> [Aim] Go through the records below line by line. Count the lines with "幼兒園新課程綱要" and give the count alone.

----------

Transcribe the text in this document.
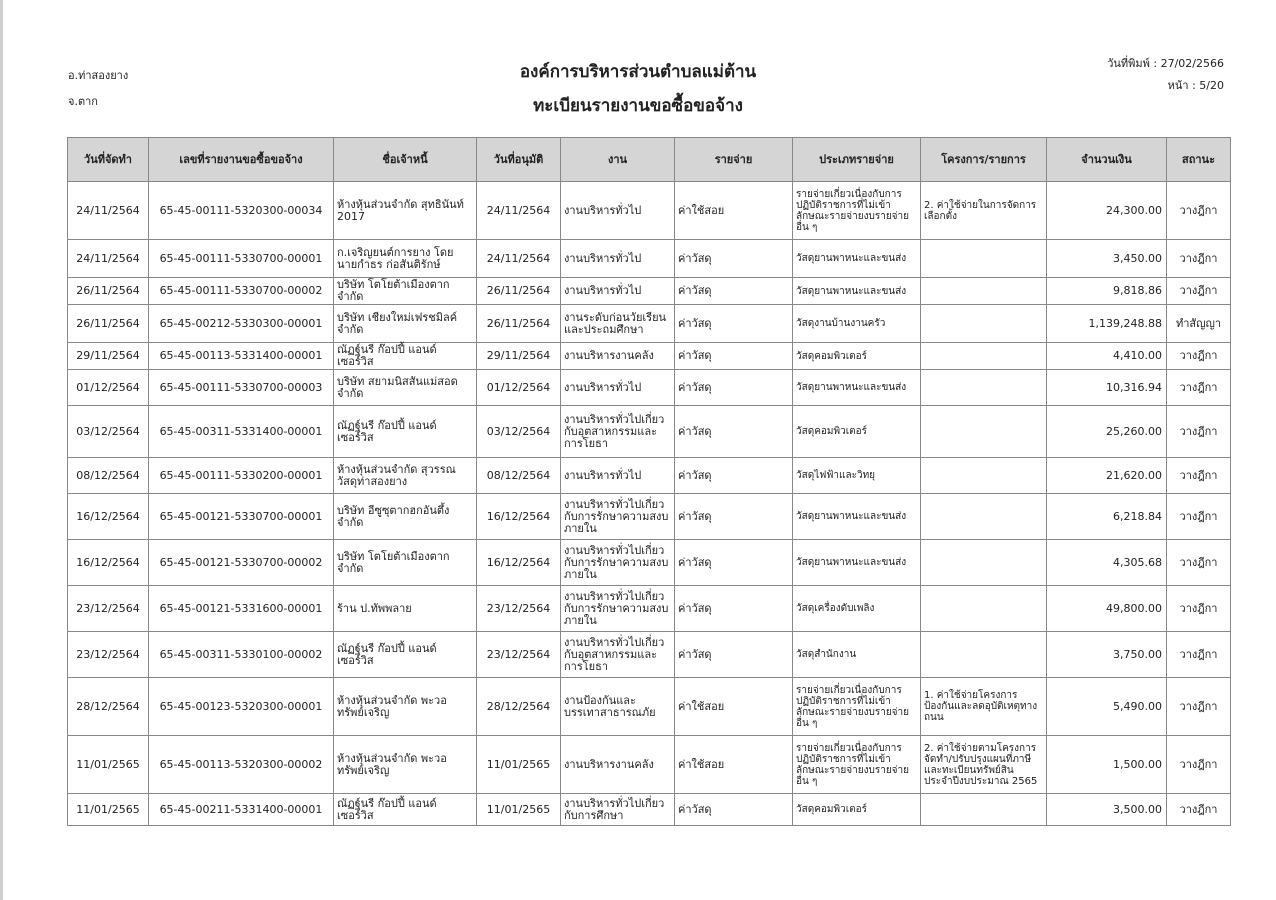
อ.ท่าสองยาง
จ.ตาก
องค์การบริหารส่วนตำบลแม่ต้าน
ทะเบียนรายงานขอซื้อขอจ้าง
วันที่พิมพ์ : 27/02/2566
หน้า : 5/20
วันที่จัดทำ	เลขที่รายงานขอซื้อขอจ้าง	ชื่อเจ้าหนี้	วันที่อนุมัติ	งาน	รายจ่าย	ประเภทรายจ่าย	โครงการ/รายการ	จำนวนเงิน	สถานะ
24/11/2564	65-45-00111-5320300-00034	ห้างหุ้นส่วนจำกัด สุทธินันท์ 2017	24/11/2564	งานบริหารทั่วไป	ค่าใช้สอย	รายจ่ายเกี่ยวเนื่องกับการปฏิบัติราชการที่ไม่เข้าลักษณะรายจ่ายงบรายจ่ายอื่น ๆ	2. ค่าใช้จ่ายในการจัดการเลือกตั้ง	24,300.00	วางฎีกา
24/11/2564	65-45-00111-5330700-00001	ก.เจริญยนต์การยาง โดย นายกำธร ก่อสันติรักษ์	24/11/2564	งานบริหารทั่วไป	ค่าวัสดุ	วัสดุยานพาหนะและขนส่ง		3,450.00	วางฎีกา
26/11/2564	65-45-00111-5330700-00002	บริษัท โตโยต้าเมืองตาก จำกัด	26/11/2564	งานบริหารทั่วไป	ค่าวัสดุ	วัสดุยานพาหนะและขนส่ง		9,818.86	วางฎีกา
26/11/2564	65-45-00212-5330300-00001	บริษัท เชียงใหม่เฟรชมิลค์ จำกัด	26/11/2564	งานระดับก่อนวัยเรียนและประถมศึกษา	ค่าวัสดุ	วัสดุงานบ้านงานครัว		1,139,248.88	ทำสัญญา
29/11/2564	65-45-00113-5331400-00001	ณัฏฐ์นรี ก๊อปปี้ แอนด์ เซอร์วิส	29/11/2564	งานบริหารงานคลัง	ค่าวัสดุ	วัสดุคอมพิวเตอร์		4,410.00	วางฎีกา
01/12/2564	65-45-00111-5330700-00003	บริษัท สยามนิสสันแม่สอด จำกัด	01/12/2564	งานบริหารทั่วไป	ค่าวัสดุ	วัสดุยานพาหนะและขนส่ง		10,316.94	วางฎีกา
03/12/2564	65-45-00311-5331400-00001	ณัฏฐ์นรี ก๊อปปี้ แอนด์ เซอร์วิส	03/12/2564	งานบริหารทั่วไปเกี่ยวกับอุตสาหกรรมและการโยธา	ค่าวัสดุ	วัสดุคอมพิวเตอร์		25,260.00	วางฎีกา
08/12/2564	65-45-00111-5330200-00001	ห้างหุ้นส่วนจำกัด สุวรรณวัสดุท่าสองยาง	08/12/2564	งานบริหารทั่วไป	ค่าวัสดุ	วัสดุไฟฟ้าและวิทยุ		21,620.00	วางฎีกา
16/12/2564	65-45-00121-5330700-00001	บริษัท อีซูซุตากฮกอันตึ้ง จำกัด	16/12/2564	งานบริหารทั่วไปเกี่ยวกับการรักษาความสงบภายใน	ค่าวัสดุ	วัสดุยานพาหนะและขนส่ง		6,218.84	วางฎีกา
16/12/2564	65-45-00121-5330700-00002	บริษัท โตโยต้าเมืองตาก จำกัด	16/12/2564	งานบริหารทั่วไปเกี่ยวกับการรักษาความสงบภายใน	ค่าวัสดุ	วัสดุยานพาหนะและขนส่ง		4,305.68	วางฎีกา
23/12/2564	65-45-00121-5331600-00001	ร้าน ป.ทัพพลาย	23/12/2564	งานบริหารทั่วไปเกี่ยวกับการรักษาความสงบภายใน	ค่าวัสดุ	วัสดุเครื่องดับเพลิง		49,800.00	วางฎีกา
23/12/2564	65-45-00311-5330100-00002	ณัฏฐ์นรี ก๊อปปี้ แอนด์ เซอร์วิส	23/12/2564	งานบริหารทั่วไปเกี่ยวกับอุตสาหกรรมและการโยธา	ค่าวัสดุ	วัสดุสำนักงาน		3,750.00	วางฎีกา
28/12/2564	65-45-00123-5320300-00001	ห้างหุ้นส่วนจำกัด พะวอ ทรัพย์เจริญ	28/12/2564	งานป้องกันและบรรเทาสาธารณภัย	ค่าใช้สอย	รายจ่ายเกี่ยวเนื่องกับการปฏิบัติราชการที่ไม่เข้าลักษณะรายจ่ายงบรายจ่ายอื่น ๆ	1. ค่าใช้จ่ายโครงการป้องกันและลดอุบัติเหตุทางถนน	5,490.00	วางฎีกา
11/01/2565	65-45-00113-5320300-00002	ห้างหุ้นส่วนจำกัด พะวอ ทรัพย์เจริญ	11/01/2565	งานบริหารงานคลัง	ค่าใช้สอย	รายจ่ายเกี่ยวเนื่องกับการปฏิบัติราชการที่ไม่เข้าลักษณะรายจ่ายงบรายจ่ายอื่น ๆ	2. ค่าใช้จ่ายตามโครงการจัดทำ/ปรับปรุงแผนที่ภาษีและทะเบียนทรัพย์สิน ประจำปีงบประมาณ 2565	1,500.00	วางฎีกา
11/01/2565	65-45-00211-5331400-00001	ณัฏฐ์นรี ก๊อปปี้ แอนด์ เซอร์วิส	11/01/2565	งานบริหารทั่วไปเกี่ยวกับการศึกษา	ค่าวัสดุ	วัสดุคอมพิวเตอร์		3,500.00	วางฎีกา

----------

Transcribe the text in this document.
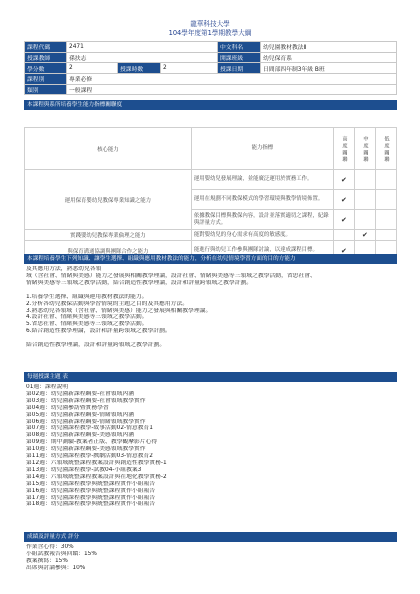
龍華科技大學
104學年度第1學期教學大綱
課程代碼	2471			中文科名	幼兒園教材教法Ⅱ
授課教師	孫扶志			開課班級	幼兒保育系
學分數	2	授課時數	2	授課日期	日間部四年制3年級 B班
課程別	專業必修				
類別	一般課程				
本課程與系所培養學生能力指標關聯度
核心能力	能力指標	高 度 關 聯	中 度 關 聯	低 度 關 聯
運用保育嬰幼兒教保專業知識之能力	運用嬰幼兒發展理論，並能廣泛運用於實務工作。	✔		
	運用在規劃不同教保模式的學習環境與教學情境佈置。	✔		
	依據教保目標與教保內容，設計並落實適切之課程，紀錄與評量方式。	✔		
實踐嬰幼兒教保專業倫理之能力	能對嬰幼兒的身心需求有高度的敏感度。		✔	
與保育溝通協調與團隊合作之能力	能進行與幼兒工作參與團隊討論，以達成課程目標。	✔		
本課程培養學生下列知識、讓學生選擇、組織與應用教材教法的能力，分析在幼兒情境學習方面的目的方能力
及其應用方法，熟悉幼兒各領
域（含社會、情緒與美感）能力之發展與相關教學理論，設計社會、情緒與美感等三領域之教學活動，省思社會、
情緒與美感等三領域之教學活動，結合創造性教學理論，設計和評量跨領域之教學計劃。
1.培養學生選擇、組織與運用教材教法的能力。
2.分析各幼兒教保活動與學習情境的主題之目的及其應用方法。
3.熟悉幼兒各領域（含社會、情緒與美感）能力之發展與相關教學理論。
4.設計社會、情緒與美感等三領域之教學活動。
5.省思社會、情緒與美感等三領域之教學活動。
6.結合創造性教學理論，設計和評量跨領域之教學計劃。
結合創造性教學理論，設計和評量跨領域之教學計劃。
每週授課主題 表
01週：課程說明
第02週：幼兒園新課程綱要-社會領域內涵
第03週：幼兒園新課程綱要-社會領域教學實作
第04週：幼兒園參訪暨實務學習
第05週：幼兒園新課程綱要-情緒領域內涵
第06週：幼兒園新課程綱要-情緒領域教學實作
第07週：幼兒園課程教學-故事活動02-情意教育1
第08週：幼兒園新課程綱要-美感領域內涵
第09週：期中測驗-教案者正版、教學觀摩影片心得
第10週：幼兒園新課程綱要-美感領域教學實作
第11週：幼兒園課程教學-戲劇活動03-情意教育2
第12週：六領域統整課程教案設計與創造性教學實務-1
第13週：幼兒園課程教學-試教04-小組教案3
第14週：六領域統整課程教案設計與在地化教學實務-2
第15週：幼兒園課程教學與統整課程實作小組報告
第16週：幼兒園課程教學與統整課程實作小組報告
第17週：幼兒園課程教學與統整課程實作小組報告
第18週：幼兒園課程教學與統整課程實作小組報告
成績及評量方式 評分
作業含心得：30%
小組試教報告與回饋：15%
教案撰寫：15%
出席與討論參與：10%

----------

> [Result of the exercise] 6